**What to produce:** Return the listing below in full, with every line exactly as it is.

-- Start --

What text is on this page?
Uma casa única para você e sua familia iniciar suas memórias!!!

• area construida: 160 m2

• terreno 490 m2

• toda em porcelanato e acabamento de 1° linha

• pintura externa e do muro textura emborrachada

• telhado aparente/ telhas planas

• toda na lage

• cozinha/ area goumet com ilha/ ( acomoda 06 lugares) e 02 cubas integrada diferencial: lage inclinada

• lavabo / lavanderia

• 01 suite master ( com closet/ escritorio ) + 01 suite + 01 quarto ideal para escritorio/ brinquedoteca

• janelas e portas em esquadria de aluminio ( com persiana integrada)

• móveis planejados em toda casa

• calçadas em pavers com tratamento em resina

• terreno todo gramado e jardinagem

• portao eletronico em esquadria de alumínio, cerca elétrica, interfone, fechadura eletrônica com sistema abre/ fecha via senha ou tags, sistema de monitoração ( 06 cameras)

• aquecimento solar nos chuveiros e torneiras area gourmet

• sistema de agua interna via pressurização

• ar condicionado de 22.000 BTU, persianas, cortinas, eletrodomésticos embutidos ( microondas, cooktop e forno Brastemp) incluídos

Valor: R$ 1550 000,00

-- End --

**Exercise solution:**
What text is on this page?
Uma casa única para você e sua familia iniciar suas memórias!!!

• area construida: 160 m2

• terreno 490 m2

• toda em porcelanato e acabamento de 1° linha

• pintura externa e do muro textura emborrachada

• telhado aparente/ telhas planas

• toda na lage

• cozinha/ area goumet com ilha/ ( acomoda 06 lugares) e 02 cubas integrada diferencial: lage inclinada

• lavabo / lavanderia

• 01 suite master ( com closet/ escritorio ) + 01 suite + 01 quarto ideal para escritorio/ brinquedoteca

• janelas e portas em esquadria de aluminio ( com persiana integrada)

• móveis planejados em toda casa

• calçadas em pavers com tratamento em resina

• terreno todo gramado e jardinagem

• portao eletronico em esquadria de alumínio, cerca elétrica, interfone, fechadura eletrônica com sistema abre/ fecha via senha ou tags, sistema de monitoração ( 06 cameras)

• aquecimento solar nos chuveiros e torneiras area gourmet

• sistema de agua interna via pressurização

• ar condicionado de 22.000 BTU, persianas, cortinas, eletrodomésticos embutidos ( microondas, cooktop e forno Brastemp) incluídos

Valor: R$ 1550 000,00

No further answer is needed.